### Task directions
Skip the pictures and extract all of the lines exactly as written.

### Supplied material
>> BEGIN
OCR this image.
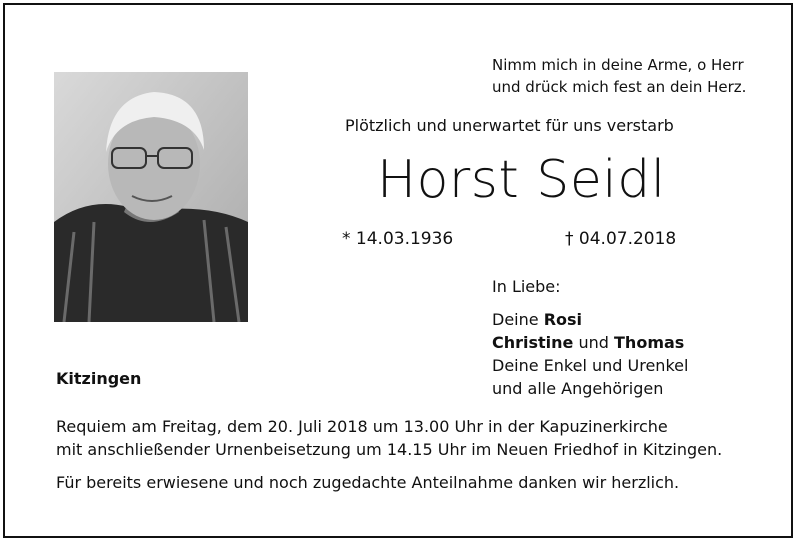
Nimm mich in deine Arme, o Herr
und drück mich fest an dein Herz.
Plötzlich und unerwartet für uns verstarb
Horst Seidl
* 14.03.1936	† 04.07.2018
In Liebe:
Deine Rosi
Christine und Thomas
Deine Enkel und Urenkel
und alle Angehörigen
Kitzingen
Requiem am Freitag, dem 20. Juli 2018 um 13.00 Uhr in der Kapuzinerkirche
mit anschließender Urnenbeisetzung um 14.15 Uhr im Neuen Friedhof in Kitzingen.
Für bereits erwiesene und noch zugedachte Anteilnahme danken wir herzlich.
>> END
### Full answer
OCR this image.
Nimm mich in deine Arme, o Herr
und drück mich fest an dein Herz.
Plötzlich und unerwartet für uns verstarb
Horst Seidl
* 14.03.1936	† 04.07.2018
In Liebe:
Deine Rosi
Christine und Thomas
Deine Enkel und Urenkel
und alle Angehörigen
Kitzingen
Requiem am Freitag, dem 20. Juli 2018 um 13.00 Uhr in der Kapuzinerkirche
mit anschließender Urnenbeisetzung um 14.15 Uhr im Neuen Friedhof in Kitzingen.
Für bereits erwiesene und noch zugedachte Anteilnahme danken wir herzlich.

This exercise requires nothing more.